Aim.
Could you transcribe the material below exactly, without leaving out a single line?

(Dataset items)
▽
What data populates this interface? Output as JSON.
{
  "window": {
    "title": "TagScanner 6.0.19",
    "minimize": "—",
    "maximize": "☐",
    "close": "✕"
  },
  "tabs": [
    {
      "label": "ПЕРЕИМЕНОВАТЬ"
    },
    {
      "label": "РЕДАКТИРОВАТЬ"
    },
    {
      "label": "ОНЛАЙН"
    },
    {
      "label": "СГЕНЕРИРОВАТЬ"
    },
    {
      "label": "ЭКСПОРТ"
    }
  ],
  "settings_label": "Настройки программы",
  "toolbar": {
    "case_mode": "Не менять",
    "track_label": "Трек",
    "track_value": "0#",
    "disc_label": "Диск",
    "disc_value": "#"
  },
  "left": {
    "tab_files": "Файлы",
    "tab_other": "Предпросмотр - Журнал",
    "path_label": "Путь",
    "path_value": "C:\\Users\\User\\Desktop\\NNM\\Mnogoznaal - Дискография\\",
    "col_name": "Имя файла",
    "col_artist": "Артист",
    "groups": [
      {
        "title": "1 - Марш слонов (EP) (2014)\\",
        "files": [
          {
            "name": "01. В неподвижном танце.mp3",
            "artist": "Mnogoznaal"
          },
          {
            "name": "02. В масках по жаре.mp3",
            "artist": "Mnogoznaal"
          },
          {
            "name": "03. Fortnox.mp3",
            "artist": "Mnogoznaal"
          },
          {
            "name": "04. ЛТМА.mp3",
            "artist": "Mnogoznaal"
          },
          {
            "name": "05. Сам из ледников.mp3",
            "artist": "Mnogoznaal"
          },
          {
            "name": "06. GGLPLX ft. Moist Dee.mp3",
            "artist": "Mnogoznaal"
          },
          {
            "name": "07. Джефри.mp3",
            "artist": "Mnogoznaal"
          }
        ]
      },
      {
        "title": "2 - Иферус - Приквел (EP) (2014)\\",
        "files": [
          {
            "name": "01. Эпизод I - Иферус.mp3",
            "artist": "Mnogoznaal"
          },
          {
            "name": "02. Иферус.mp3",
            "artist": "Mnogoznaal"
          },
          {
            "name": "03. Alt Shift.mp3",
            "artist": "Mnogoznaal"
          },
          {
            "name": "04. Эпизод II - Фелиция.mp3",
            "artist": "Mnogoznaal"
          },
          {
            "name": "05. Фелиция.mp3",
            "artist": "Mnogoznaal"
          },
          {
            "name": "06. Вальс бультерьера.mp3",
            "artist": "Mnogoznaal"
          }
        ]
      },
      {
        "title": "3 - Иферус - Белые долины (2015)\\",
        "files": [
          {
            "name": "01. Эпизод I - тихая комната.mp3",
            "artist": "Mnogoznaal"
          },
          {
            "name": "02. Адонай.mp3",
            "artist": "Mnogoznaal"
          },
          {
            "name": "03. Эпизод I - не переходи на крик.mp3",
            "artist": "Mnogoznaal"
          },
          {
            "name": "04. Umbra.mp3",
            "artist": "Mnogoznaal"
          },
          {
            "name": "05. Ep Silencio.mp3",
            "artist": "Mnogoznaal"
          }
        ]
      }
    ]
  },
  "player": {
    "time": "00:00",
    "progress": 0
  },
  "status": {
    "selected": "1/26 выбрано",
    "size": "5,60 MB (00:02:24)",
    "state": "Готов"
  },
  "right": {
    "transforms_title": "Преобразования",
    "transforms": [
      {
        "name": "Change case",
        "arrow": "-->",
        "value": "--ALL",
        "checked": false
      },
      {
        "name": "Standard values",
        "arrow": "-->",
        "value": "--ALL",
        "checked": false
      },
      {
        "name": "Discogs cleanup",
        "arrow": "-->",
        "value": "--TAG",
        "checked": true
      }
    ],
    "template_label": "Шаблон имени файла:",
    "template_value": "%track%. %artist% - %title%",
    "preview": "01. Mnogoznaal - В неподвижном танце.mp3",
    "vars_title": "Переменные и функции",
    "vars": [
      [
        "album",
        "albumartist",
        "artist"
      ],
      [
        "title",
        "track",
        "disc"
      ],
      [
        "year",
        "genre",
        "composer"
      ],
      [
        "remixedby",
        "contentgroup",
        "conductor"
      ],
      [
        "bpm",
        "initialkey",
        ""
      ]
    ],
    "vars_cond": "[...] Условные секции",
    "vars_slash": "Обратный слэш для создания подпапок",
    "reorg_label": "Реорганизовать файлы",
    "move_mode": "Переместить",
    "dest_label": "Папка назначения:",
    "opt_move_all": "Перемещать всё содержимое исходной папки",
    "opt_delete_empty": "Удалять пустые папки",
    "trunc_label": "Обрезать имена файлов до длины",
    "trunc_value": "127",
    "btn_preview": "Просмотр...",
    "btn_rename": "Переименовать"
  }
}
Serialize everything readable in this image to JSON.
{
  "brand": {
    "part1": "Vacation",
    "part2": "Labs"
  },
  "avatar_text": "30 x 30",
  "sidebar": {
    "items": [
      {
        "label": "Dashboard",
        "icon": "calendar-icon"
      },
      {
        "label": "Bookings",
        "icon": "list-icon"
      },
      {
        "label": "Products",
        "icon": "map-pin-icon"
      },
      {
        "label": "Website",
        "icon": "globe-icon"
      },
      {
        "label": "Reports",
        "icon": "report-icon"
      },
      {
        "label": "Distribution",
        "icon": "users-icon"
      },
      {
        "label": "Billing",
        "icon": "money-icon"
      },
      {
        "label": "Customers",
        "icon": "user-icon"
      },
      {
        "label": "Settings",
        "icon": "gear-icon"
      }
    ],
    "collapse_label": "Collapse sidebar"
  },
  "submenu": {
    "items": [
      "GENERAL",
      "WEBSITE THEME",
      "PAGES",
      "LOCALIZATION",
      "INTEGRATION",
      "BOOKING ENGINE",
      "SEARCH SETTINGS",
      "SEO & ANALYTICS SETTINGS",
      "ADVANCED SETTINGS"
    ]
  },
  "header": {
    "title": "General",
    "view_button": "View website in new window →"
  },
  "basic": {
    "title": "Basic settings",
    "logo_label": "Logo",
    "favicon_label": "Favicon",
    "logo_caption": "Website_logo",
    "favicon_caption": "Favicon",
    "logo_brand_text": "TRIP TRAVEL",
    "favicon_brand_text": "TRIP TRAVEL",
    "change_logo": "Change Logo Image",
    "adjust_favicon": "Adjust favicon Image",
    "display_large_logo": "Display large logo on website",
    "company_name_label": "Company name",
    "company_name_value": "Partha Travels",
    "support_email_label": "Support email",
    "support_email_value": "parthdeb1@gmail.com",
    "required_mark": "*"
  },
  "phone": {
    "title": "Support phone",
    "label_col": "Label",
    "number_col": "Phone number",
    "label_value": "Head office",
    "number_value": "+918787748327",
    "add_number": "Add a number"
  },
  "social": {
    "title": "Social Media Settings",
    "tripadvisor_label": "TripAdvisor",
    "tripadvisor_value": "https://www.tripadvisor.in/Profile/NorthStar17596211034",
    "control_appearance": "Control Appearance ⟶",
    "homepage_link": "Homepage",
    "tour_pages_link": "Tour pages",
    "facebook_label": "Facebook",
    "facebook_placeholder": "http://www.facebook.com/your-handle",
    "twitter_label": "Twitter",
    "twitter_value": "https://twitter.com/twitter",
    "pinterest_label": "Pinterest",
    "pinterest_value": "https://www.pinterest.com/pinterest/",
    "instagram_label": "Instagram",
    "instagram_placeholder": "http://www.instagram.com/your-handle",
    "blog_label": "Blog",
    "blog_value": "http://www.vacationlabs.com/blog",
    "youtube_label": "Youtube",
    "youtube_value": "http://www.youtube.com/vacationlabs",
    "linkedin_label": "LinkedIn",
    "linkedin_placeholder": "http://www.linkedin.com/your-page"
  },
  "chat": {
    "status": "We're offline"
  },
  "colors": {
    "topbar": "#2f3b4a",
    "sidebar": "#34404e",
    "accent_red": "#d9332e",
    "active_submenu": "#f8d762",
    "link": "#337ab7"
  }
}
△
Expected answer.
What data populates this interface? Output as JSON.
{
  "window": {
    "title": "TagScanner 6.0.19",
    "minimize": "—",
    "maximize": "☐",
    "close": "✕"
  },
  "tabs": [
    {
      "label": "ПЕРЕИМЕНОВАТЬ"
    },
    {
      "label": "РЕДАКТИРОВАТЬ"
    },
    {
      "label": "ОНЛАЙН"
    },
    {
      "label": "СГЕНЕРИРОВАТЬ"
    },
    {
      "label": "ЭКСПОРТ"
    }
  ],
  "settings_label": "Настройки программы",
  "toolbar": {
    "case_mode": "Не менять",
    "track_label": "Трек",
    "track_value": "0#",
    "disc_label": "Диск",
    "disc_value": "#"
  },
  "left": {
    "tab_files": "Файлы",
    "tab_other": "Предпросмотр - Журнал",
    "path_label": "Путь",
    "path_value": "C:\\Users\\User\\Desktop\\NNM\\Mnogoznaal - Дискография\\",
    "col_name": "Имя файла",
    "col_artist": "Артист",
    "groups": [
      {
        "title": "1 - Марш слонов (EP) (2014)\\",
        "files": [
          {
            "name": "01. В неподвижном танце.mp3",
            "artist": "Mnogoznaal"
          },
          {
            "name": "02. В масках по жаре.mp3",
            "artist": "Mnogoznaal"
          },
          {
            "name": "03. Fortnox.mp3",
            "artist": "Mnogoznaal"
          },
          {
            "name": "04. ЛТМА.mp3",
            "artist": "Mnogoznaal"
          },
          {
            "name": "05. Сам из ледников.mp3",
            "artist": "Mnogoznaal"
          },
          {
            "name": "06. GGLPLX ft. Moist Dee.mp3",
            "artist": "Mnogoznaal"
          },
          {
            "name": "07. Джефри.mp3",
            "artist": "Mnogoznaal"
          }
        ]
      },
      {
        "title": "2 - Иферус - Приквел (EP) (2014)\\",
        "files": [
          {
            "name": "01. Эпизод I - Иферус.mp3",
            "artist": "Mnogoznaal"
          },
          {
            "name": "02. Иферус.mp3",
            "artist": "Mnogoznaal"
          },
          {
            "name": "03. Alt Shift.mp3",
            "artist": "Mnogoznaal"
          },
          {
            "name": "04. Эпизод II - Фелиция.mp3",
            "artist": "Mnogoznaal"
          },
          {
            "name": "05. Фелиция.mp3",
            "artist": "Mnogoznaal"
          },
          {
            "name": "06. Вальс бультерьера.mp3",
            "artist": "Mnogoznaal"
          }
        ]
      },
      {
        "title": "3 - Иферус - Белые долины (2015)\\",
        "files": [
          {
            "name": "01. Эпизод I - тихая комната.mp3",
            "artist": "Mnogoznaal"
          },
          {
            "name": "02. Адонай.mp3",
            "artist": "Mnogoznaal"
          },
          {
            "name": "03. Эпизод I - не переходи на крик.mp3",
            "artist": "Mnogoznaal"
          },
          {
            "name": "04. Umbra.mp3",
            "artist": "Mnogoznaal"
          },
          {
            "name": "05. Ep Silencio.mp3",
            "artist": "Mnogoznaal"
          }
        ]
      }
    ]
  },
  "player": {
    "time": "00:00",
    "progress": 0
  },
  "status": {
    "selected": "1/26 выбрано",
    "size": "5,60 MB (00:02:24)",
    "state": "Готов"
  },
  "right": {
    "transforms_title": "Преобразования",
    "transforms": [
      {
        "name": "Change case",
        "arrow": "-->",
        "value": "--ALL",
        "checked": false
      },
      {
        "name": "Standard values",
        "arrow": "-->",
        "value": "--ALL",
        "checked": false
      },
      {
        "name": "Discogs cleanup",
        "arrow": "-->",
        "value": "--TAG",
        "checked": true
      }
    ],
    "template_label": "Шаблон имени файла:",
    "template_value": "%track%. %artist% - %title%",
    "preview": "01. Mnogoznaal - В неподвижном танце.mp3",
    "vars_title": "Переменные и функции",
    "vars": [
      [
        "album",
        "albumartist",
        "artist"
      ],
      [
        "title",
        "track",
        "disc"
      ],
      [
        "year",
        "genre",
        "composer"
      ],
      [
        "remixedby",
        "contentgroup",
        "conductor"
      ],
      [
        "bpm",
        "initialkey",
        ""
      ]
    ],
    "vars_cond": "[...] Условные секции",
    "vars_slash": "Обратный слэш для создания подпапок",
    "reorg_label": "Реорганизовать файлы",
    "move_mode": "Переместить",
    "dest_label": "Папка назначения:",
    "opt_move_all": "Перемещать всё содержимое исходной папки",
    "opt_delete_empty": "Удалять пустые папки",
    "trunc_label": "Обрезать имена файлов до длины",
    "trunc_value": "127",
    "btn_preview": "Просмотр...",
    "btn_rename": "Переименовать"
  }
}
Serialize everything readable in this image to JSON.
{
  "brand": {
    "part1": "Vacation",
    "part2": "Labs"
  },
  "avatar_text": "30 x 30",
  "sidebar": {
    "items": [
      {
        "label": "Dashboard",
        "icon": "calendar-icon"
      },
      {
        "label": "Bookings",
        "icon": "list-icon"
      },
      {
        "label": "Products",
        "icon": "map-pin-icon"
      },
      {
        "label": "Website",
        "icon": "globe-icon"
      },
      {
        "label": "Reports",
        "icon": "report-icon"
      },
      {
        "label": "Distribution",
        "icon": "users-icon"
      },
      {
        "label": "Billing",
        "icon": "money-icon"
      },
      {
        "label": "Customers",
        "icon": "user-icon"
      },
      {
        "label": "Settings",
        "icon": "gear-icon"
      }
    ],
    "collapse_label": "Collapse sidebar"
  },
  "submenu": {
    "items": [
      "GENERAL",
      "WEBSITE THEME",
      "PAGES",
      "LOCALIZATION",
      "INTEGRATION",
      "BOOKING ENGINE",
      "SEARCH SETTINGS",
      "SEO & ANALYTICS SETTINGS",
      "ADVANCED SETTINGS"
    ]
  },
  "header": {
    "title": "General",
    "view_button": "View website in new window →"
  },
  "basic": {
    "title": "Basic settings",
    "logo_label": "Logo",
    "favicon_label": "Favicon",
    "logo_caption": "Website_logo",
    "favicon_caption": "Favicon",
    "logo_brand_text": "TRIP TRAVEL",
    "favicon_brand_text": "TRIP TRAVEL",
    "change_logo": "Change Logo Image",
    "adjust_favicon": "Adjust favicon Image",
    "display_large_logo": "Display large logo on website",
    "company_name_label": "Company name",
    "company_name_value": "Partha Travels",
    "support_email_label": "Support email",
    "support_email_value": "parthdeb1@gmail.com",
    "required_mark": "*"
  },
  "phone": {
    "title": "Support phone",
    "label_col": "Label",
    "number_col": "Phone number",
    "label_value": "Head office",
    "number_value": "+918787748327",
    "add_number": "Add a number"
  },
  "social": {
    "title": "Social Media Settings",
    "tripadvisor_label": "TripAdvisor",
    "tripadvisor_value": "https://www.tripadvisor.in/Profile/NorthStar17596211034",
    "control_appearance": "Control Appearance ⟶",
    "homepage_link": "Homepage",
    "tour_pages_link": "Tour pages",
    "facebook_label": "Facebook",
    "facebook_placeholder": "http://www.facebook.com/your-handle",
    "twitter_label": "Twitter",
    "twitter_value": "https://twitter.com/twitter",
    "pinterest_label": "Pinterest",
    "pinterest_value": "https://www.pinterest.com/pinterest/",
    "instagram_label": "Instagram",
    "instagram_placeholder": "http://www.instagram.com/your-handle",
    "blog_label": "Blog",
    "blog_value": "http://www.vacationlabs.com/blog",
    "youtube_label": "Youtube",
    "youtube_value": "http://www.youtube.com/vacationlabs",
    "linkedin_label": "LinkedIn",
    "linkedin_placeholder": "http://www.linkedin.com/your-page"
  },
  "chat": {
    "status": "We're offline"
  },
  "colors": {
    "topbar": "#2f3b4a",
    "sidebar": "#34404e",
    "accent_red": "#d9332e",
    "active_submenu": "#f8d762",
    "link": "#337ab7"
  }
}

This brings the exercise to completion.